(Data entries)

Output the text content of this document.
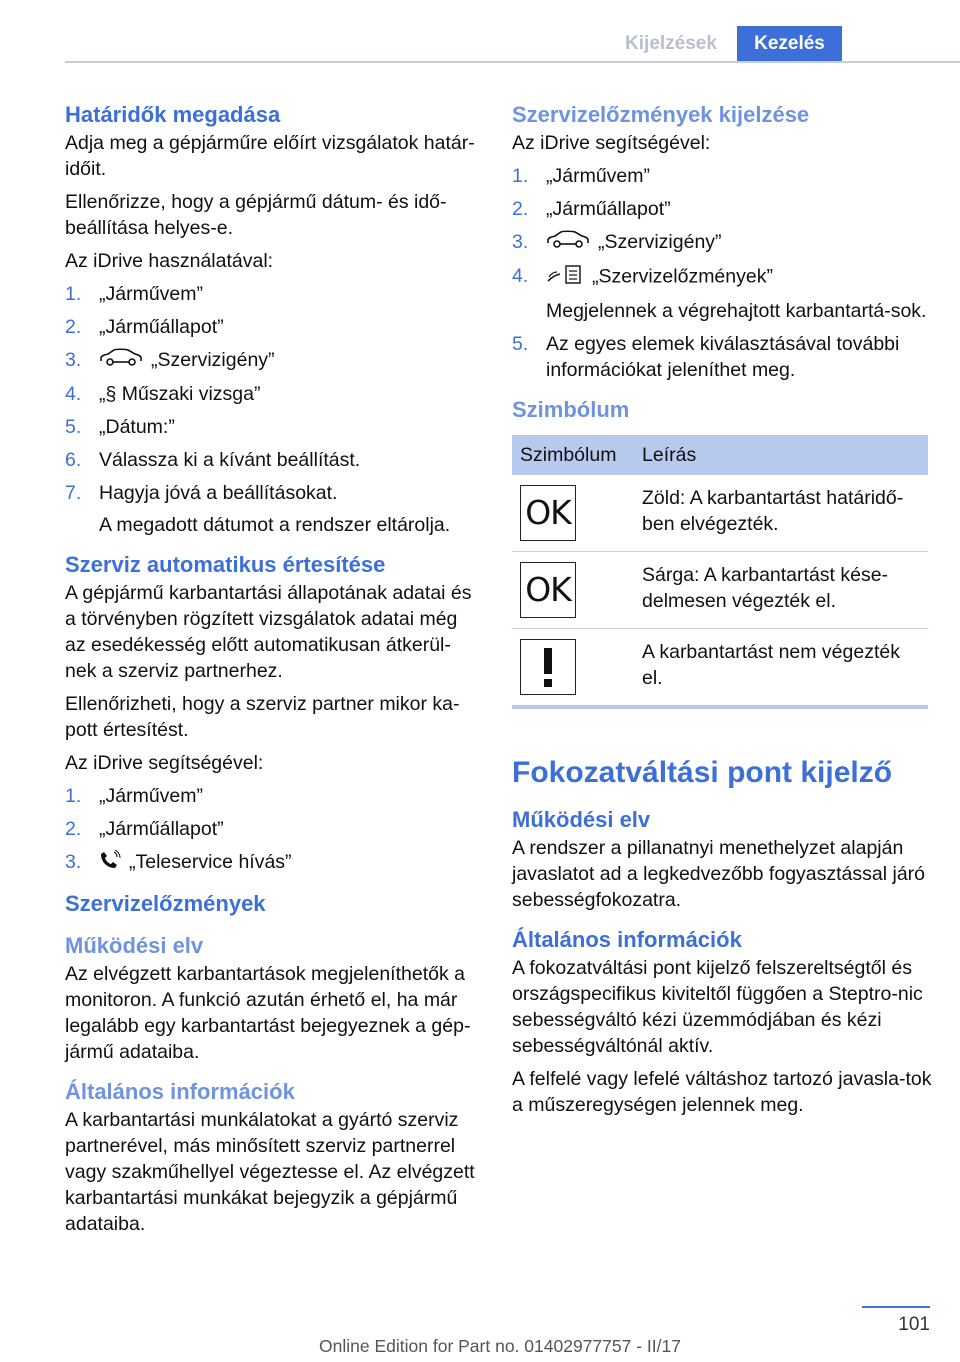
Kijelzések	Kezelés
Határidők megadása

Adja meg a gépjárműre előírt vizsgálatok határ-időit.

Ellenőrizze, hogy a gépjármű dátum- és idő-beállítása helyes-e.

Az iDrive használatával:

1. „Járművem”
2. „Járműállapot”
3.	„Szervizigény”
4. „§ Műszaki vizsga”
5. „Dátum:”
6. Válassza ki a kívánt beállítást.
7. Hagyja jóvá a beállításokat.
A megadott dátumot a rendszer eltárolja.
Szerviz automatikus értesítése

A gépjármű karbantartási állapotának adatai és a törvényben rögzített vizsgálatok adatai még az esedékesség előtt automatikusan átkerül-nek a szerviz partnerhez.

Ellenőrizheti, hogy a szerviz partner mikor ka-pott értesítést.

Az iDrive segítségével:

1. „Járművem”
2. „Járműállapot”
3. „Teleservice hívás”
Szervizelőzmények
Működési elv

Az elvégzett karbantartások megjeleníthetők a monitoron. A funkció azután érhető el, ha már legalább egy karbantartást bejegyeznek a gép-jármű adataiba.

Általános információk

A karbantartási munkálatokat a gyártó szerviz partnerével, más minősített szerviz partnerrel vagy szakműhellyel végeztesse el. Az elvégzett karbantartási munkákat bejegyzik a gépjármű adataiba.

Szervizelőzmények kijelzése

Az iDrive segítségével:

1. „Járművem”
2. „Járműállapot”
3.	„Szervizigény”
4.	„Szervizelőzmények”
Megjelennek a végrehajtott karbantartá-sok.
5. Az egyes elemek kiválasztásával további információkat jeleníthet meg.
Szimbólum
Szimbólum	Leírás

OK	Zöld: A karbantartást határidő-ben elvégezték.

OK	Sárga: A karbantartást kése-delmesen végezték el.

	A karbantartást nem végezték el.
Fokozatváltási pont kijelző
Működési elv

A rendszer a pillanatnyi menethelyzet alapján javaslatot ad a legkedvezőbb fogyasztással járó sebességfokozatra.

Általános információk

A fokozatváltási pont kijelző felszereltségtől és országspecifikus kiviteltől függően a Steptro-nic sebességváltó kézi üzemmódjában és kézi sebességváltónál aktív.

A felfelé vagy lefelé váltáshoz tartozó javasla-tok a műszeregységen jelennek meg.

101
Online Edition for Part no. 01402977757 - II/17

### GIVEN EXERCISE
The records above are to be restated exactly, without their pictures.

### WRITTEN SOLUTION
Output the text content of this document.
Kijelzések	Kezelés
Határidők megadása

Adja meg a gépjárműre előírt vizsgálatok határ-időit.

Ellenőrizze, hogy a gépjármű dátum- és idő-beállítása helyes-e.

Az iDrive használatával:

1. „Járművem”
2. „Járműállapot”
3.	„Szervizigény”
4. „§ Műszaki vizsga”
5. „Dátum:”
6. Válassza ki a kívánt beállítást.
7. Hagyja jóvá a beállításokat.
A megadott dátumot a rendszer eltárolja.
Szerviz automatikus értesítése

A gépjármű karbantartási állapotának adatai és a törvényben rögzített vizsgálatok adatai még az esedékesség előtt automatikusan átkerül-nek a szerviz partnerhez.

Ellenőrizheti, hogy a szerviz partner mikor ka-pott értesítést.

Az iDrive segítségével:

1. „Járművem”
2. „Járműállapot”
3. „Teleservice hívás”
Szervizelőzmények
Működési elv

Az elvégzett karbantartások megjeleníthetők a monitoron. A funkció azután érhető el, ha már legalább egy karbantartást bejegyeznek a gép-jármű adataiba.

Általános információk

A karbantartási munkálatokat a gyártó szerviz partnerével, más minősített szerviz partnerrel vagy szakműhellyel végeztesse el. Az elvégzett karbantartási munkákat bejegyzik a gépjármű adataiba.

Szervizelőzmények kijelzése

Az iDrive segítségével:

1. „Járművem”
2. „Járműállapot”
3.	„Szervizigény”
4.	„Szervizelőzmények”
Megjelennek a végrehajtott karbantartá-sok.
5. Az egyes elemek kiválasztásával további információkat jeleníthet meg.
Szimbólum
Szimbólum	Leírás

OK	Zöld: A karbantartást határidő-ben elvégezték.

OK	Sárga: A karbantartást kése-delmesen végezték el.

	A karbantartást nem végezték el.
Fokozatváltási pont kijelző
Működési elv

A rendszer a pillanatnyi menethelyzet alapján javaslatot ad a legkedvezőbb fogyasztással járó sebességfokozatra.

Általános információk

A fokozatváltási pont kijelző felszereltségtől és országspecifikus kiviteltől függően a Steptro-nic sebességváltó kézi üzemmódjában és kézi sebességváltónál aktív.

A felfelé vagy lefelé váltáshoz tartozó javasla-tok a műszeregységen jelennek meg.

101
Online Edition for Part no. 01402977757 - II/17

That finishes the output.